§ **Problem to solve**
In the listing below, pick out lines with "content".

§ **Part of a data file**
================================
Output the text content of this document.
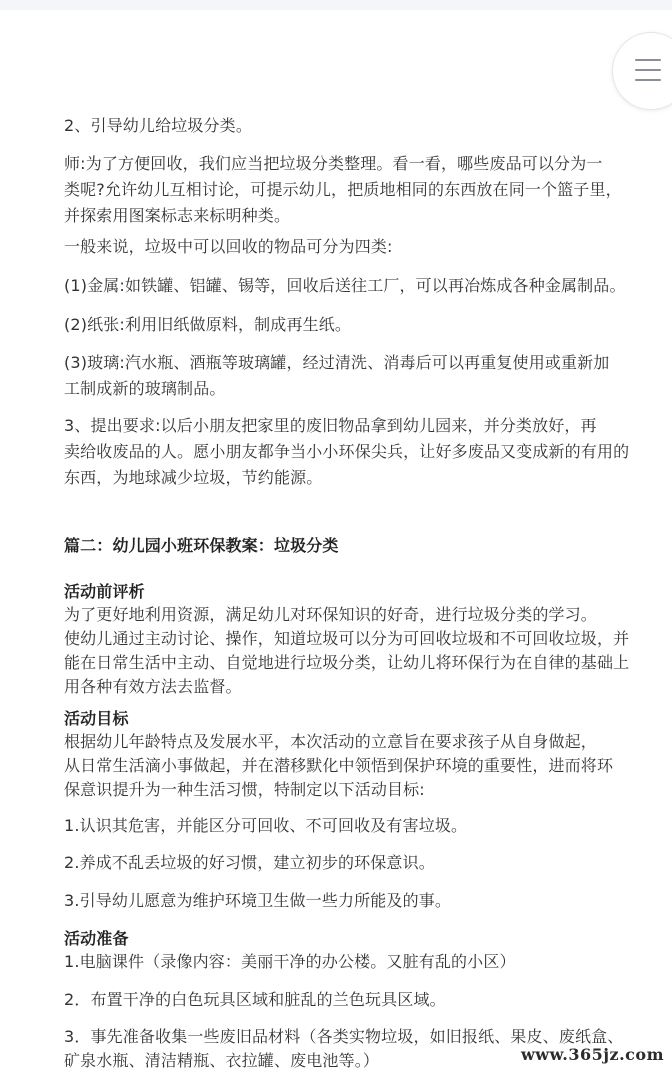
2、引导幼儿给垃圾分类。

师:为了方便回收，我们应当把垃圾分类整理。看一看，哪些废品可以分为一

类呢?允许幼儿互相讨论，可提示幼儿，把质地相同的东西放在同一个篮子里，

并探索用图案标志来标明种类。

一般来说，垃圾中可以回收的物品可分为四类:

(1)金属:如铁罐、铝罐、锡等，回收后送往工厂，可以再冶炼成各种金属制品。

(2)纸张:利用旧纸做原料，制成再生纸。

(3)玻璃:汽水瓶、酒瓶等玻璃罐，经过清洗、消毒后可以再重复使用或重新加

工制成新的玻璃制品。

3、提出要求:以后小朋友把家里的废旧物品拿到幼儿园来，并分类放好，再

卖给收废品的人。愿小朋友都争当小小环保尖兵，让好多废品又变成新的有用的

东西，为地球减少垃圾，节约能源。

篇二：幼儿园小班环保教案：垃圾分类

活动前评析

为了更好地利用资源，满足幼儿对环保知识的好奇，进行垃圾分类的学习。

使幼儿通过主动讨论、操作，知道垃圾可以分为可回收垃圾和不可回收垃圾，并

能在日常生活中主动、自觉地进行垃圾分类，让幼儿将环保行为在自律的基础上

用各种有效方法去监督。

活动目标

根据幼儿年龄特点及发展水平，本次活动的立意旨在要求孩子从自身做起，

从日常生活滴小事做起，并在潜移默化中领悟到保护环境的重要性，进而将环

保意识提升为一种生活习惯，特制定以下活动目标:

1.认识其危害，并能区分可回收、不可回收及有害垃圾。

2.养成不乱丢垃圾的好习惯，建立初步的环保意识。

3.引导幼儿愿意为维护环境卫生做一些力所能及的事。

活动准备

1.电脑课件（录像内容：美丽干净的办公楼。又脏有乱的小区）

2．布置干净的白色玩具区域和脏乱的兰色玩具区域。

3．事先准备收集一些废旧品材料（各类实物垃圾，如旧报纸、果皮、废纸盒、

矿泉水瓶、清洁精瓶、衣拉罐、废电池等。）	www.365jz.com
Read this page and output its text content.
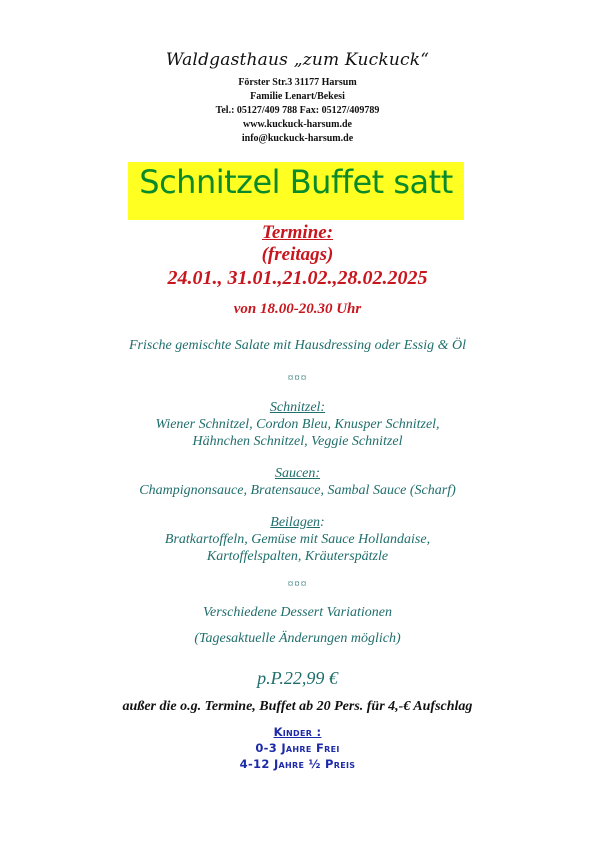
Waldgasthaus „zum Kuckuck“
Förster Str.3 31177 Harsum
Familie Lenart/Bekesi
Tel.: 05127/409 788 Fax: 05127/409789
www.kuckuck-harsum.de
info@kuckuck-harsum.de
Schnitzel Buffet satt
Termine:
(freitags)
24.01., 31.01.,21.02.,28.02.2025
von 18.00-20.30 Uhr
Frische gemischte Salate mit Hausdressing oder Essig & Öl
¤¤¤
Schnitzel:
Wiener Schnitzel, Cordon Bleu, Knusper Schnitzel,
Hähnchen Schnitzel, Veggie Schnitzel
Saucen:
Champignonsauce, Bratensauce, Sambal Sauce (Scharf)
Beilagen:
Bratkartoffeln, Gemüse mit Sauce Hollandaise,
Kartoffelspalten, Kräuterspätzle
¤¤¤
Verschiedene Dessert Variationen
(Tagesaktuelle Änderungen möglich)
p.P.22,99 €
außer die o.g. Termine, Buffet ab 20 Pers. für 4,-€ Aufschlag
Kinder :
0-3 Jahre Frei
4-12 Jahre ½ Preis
================================
§ **Written response**
Output the text content of this document.
Read this page and output its text content.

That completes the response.